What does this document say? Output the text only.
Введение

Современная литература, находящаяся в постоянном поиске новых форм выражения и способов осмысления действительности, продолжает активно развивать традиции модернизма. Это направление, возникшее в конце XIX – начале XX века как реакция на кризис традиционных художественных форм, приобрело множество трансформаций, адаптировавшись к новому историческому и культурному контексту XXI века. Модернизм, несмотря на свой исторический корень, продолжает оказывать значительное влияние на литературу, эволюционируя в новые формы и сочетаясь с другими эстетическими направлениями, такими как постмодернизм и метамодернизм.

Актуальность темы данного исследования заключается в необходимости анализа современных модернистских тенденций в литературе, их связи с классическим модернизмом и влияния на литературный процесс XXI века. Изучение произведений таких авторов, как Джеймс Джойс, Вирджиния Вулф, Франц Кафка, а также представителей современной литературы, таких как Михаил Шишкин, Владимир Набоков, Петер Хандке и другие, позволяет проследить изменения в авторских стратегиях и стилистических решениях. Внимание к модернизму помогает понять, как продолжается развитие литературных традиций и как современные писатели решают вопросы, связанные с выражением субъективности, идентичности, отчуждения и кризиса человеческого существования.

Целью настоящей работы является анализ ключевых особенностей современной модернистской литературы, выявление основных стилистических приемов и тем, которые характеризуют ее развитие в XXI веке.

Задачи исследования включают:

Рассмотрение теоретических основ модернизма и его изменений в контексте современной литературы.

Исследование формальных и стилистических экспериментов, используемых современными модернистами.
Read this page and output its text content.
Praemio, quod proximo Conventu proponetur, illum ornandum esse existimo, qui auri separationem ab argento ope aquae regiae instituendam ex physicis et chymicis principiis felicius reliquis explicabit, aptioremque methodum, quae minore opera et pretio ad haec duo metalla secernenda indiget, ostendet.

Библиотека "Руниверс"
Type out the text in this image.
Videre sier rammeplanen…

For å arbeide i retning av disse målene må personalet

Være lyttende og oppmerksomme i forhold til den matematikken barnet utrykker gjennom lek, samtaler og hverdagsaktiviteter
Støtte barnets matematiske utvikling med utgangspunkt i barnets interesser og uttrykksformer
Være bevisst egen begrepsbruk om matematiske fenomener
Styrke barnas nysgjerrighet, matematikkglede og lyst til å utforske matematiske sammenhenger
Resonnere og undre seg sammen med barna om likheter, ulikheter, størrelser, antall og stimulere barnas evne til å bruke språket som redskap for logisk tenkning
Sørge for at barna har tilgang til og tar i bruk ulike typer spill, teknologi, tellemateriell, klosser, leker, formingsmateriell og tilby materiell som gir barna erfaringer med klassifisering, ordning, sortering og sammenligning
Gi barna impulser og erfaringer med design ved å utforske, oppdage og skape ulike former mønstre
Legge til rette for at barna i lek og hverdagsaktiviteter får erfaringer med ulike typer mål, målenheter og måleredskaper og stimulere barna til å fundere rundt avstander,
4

◆ ◆ ◆

Problem —
Your task is to return the full listing exactly as it was given.

Written answer —
What does this document say? Output the text only.
Введение

Современная литература, находящаяся в постоянном поиске новых форм выражения и способов осмысления действительности, продолжает активно развивать традиции модернизма. Это направление, возникшее в конце XIX – начале XX века как реакция на кризис традиционных художественных форм, приобрело множество трансформаций, адаптировавшись к новому историческому и культурному контексту XXI века. Модернизм, несмотря на свой исторический корень, продолжает оказывать значительное влияние на литературу, эволюционируя в новые формы и сочетаясь с другими эстетическими направлениями, такими как постмодернизм и метамодернизм.

Актуальность темы данного исследования заключается в необходимости анализа современных модернистских тенденций в литературе, их связи с классическим модернизмом и влияния на литературный процесс XXI века. Изучение произведений таких авторов, как Джеймс Джойс, Вирджиния Вулф, Франц Кафка, а также представителей современной литературы, таких как Михаил Шишкин, Владимир Набоков, Петер Хандке и другие, позволяет проследить изменения в авторских стратегиях и стилистических решениях. Внимание к модернизму помогает понять, как продолжается развитие литературных традиций и как современные писатели решают вопросы, связанные с выражением субъективности, идентичности, отчуждения и кризиса человеческого существования.

Целью настоящей работы является анализ ключевых особенностей современной модернистской литературы, выявление основных стилистических приемов и тем, которые характеризуют ее развитие в XXI веке.

Задачи исследования включают:

Рассмотрение теоретических основ модернизма и его изменений в контексте современной литературы.

Исследование формальных и стилистических экспериментов, используемых современными модернистами.
Read this page and output its text content.
Praemio, quod proximo Conventu proponetur, illum ornandum esse existimo, qui auri separationem ab argento ope aquae regiae instituendam ex physicis et chymicis principiis felicius reliquis explicabit, aptioremque methodum, quae minore opera et pretio ad haec duo metalla secernenda indiget, ostendet.

Библиотека "Руниверс"
Type out the text in this image.
Videre sier rammeplanen…

For å arbeide i retning av disse målene må personalet

Være lyttende og oppmerksomme i forhold til den matematikken barnet utrykker gjennom lek, samtaler og hverdagsaktiviteter
Støtte barnets matematiske utvikling med utgangspunkt i barnets interesser og uttrykksformer
Være bevisst egen begrepsbruk om matematiske fenomener
Styrke barnas nysgjerrighet, matematikkglede og lyst til å utforske matematiske sammenhenger
Resonnere og undre seg sammen med barna om likheter, ulikheter, størrelser, antall og stimulere barnas evne til å bruke språket som redskap for logisk tenkning
Sørge for at barna har tilgang til og tar i bruk ulike typer spill, teknologi, tellemateriell, klosser, leker, formingsmateriell og tilby materiell som gir barna erfaringer med klassifisering, ordning, sortering og sammenligning
Gi barna impulser og erfaringer med design ved å utforske, oppdage og skape ulike former mønstre
Legge til rette for at barna i lek og hverdagsaktiviteter får erfaringer med ulike typer mål, målenheter og måleredskaper og stimulere barna til å fundere rundt avstander,
4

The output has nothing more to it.